Data records:

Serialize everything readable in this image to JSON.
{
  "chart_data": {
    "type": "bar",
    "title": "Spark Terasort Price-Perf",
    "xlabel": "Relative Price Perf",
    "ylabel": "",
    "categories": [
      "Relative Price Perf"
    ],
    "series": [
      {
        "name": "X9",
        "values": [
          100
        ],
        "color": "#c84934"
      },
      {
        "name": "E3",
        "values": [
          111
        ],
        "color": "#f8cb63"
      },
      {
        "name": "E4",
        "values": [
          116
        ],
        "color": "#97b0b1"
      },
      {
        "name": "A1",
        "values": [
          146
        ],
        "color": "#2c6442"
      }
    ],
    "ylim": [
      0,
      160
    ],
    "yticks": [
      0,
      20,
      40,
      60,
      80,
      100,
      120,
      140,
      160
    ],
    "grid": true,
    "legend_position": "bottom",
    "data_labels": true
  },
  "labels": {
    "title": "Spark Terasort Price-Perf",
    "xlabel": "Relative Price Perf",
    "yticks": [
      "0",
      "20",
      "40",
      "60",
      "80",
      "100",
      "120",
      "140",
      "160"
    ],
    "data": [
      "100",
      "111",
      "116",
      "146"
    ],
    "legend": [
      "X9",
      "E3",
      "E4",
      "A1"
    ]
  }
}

Directions:
In the records above, find each line with the word "color" and copy it.

Reply to the task:
        "color": "#c84934"
        "color": "#f8cb63"
        "color": "#97b0b1"
        "color": "#2c6442"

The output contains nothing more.